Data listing
======
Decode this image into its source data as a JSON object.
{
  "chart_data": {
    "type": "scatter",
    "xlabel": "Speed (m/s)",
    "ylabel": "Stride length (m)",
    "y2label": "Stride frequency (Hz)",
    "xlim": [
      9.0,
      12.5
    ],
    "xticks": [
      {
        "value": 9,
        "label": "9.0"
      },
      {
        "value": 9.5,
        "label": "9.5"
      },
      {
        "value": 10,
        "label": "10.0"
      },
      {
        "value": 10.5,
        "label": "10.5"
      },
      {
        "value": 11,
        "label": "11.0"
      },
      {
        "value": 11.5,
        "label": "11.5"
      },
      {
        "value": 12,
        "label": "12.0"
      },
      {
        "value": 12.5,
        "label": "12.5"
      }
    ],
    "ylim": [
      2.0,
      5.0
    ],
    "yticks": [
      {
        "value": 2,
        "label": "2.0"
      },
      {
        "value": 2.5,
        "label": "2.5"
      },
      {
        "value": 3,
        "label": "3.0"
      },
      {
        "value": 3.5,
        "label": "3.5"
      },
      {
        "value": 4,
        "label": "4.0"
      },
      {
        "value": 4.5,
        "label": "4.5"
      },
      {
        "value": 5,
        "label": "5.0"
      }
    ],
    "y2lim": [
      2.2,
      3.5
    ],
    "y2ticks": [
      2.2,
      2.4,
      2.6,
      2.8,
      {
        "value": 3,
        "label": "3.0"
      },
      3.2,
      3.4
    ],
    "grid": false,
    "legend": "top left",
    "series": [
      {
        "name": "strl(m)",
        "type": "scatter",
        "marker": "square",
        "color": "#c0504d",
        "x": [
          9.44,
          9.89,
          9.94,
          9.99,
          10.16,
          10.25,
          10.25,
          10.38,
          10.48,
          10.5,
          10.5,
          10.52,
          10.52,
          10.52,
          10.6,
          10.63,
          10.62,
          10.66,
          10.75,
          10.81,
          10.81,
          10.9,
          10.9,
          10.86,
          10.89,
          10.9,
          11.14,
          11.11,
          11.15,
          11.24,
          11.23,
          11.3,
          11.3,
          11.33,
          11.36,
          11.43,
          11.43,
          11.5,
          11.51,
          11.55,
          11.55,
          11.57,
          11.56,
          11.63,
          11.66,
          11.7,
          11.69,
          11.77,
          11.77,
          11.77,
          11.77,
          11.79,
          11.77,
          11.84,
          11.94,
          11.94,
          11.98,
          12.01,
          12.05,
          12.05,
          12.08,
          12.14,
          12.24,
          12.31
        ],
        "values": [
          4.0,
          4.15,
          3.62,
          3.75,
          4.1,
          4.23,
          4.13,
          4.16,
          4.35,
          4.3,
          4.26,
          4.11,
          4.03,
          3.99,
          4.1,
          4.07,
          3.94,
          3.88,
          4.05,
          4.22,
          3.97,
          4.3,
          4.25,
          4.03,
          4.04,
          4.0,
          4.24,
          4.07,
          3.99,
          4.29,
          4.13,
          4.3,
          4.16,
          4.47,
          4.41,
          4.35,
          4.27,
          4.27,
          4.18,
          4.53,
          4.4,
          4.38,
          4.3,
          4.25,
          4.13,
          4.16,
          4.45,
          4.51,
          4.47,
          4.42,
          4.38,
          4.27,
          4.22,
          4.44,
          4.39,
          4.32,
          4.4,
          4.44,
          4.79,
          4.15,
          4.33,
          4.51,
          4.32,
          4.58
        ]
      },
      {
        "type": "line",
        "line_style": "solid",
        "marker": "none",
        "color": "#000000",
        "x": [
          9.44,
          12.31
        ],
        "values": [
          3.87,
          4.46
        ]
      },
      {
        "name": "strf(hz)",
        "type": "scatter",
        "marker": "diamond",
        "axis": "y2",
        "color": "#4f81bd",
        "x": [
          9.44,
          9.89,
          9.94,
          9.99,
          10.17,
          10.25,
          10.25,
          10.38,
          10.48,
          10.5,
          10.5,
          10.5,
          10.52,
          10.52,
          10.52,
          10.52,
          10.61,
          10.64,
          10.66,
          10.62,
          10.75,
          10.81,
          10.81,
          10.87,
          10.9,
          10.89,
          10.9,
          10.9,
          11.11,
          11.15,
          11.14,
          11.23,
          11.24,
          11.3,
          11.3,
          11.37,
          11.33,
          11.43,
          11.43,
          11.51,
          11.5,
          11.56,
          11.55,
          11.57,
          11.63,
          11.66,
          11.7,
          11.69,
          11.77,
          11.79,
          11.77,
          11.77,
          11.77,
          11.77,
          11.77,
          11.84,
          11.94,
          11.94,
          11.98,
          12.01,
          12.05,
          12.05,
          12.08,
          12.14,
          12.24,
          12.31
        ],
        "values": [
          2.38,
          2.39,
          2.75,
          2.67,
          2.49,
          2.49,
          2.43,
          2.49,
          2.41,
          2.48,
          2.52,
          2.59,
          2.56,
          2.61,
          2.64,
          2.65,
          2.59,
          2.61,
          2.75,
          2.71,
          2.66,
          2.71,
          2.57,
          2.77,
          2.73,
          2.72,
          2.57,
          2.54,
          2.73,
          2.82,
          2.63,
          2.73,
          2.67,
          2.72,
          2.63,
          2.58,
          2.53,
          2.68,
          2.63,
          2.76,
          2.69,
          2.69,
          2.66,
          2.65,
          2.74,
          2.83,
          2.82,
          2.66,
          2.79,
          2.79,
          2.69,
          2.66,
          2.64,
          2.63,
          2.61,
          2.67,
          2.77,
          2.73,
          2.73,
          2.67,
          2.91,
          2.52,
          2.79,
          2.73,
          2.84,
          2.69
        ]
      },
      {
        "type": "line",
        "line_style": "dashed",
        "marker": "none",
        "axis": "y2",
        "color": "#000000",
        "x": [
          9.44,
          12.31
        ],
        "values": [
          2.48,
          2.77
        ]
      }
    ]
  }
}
======
> **THE EXERCISE**: Your task is to gather every line with the word "color" and copy it.

> **SOLUTION**:
        "color": "#c0504d",
        "color": "#000000",
        "color": "#4f81bd",
        "color": "#000000",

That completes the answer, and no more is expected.